▶ _YOUR OBJECTIVE_
Write out the whole of the material exactly.

[Extracted data entries]
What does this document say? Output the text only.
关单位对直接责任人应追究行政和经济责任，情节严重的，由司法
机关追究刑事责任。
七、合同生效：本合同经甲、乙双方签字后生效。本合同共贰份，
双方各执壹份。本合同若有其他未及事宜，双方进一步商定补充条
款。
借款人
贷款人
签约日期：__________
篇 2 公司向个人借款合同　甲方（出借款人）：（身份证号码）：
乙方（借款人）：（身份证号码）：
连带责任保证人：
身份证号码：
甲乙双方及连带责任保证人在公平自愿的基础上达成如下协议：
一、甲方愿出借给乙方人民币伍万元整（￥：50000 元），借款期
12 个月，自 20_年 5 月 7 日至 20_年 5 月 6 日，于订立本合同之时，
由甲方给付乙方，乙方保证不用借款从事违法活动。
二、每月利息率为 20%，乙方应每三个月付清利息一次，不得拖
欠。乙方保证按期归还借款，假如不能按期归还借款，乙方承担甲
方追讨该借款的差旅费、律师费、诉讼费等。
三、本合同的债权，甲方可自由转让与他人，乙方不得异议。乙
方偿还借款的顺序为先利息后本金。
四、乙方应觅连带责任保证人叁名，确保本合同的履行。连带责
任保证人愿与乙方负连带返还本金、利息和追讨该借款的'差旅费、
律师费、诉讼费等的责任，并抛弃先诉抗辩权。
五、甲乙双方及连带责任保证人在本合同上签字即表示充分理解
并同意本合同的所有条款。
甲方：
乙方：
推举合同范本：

▶ _WRITTEN REPLY_
What does this document say? Output the text only.
关单位对直接责任人应追究行政和经济责任，情节严重的，由司法
机关追究刑事责任。
七、合同生效：本合同经甲、乙双方签字后生效。本合同共贰份，
双方各执壹份。本合同若有其他未及事宜，双方进一步商定补充条
款。
借款人
贷款人
签约日期：__________
篇 2 公司向个人借款合同　甲方（出借款人）：（身份证号码）：
乙方（借款人）：（身份证号码）：
连带责任保证人：
身份证号码：
甲乙双方及连带责任保证人在公平自愿的基础上达成如下协议：
一、甲方愿出借给乙方人民币伍万元整（￥：50000 元），借款期
12 个月，自 20_年 5 月 7 日至 20_年 5 月 6 日，于订立本合同之时，
由甲方给付乙方，乙方保证不用借款从事违法活动。
二、每月利息率为 20%，乙方应每三个月付清利息一次，不得拖
欠。乙方保证按期归还借款，假如不能按期归还借款，乙方承担甲
方追讨该借款的差旅费、律师费、诉讼费等。
三、本合同的债权，甲方可自由转让与他人，乙方不得异议。乙
方偿还借款的顺序为先利息后本金。
四、乙方应觅连带责任保证人叁名，确保本合同的履行。连带责
任保证人愿与乙方负连带返还本金、利息和追讨该借款的'差旅费、
律师费、诉讼费等的责任，并抛弃先诉抗辩权。
五、甲乙双方及连带责任保证人在本合同上签字即表示充分理解
并同意本合同的所有条款。
甲方：
乙方：
推举合同范本：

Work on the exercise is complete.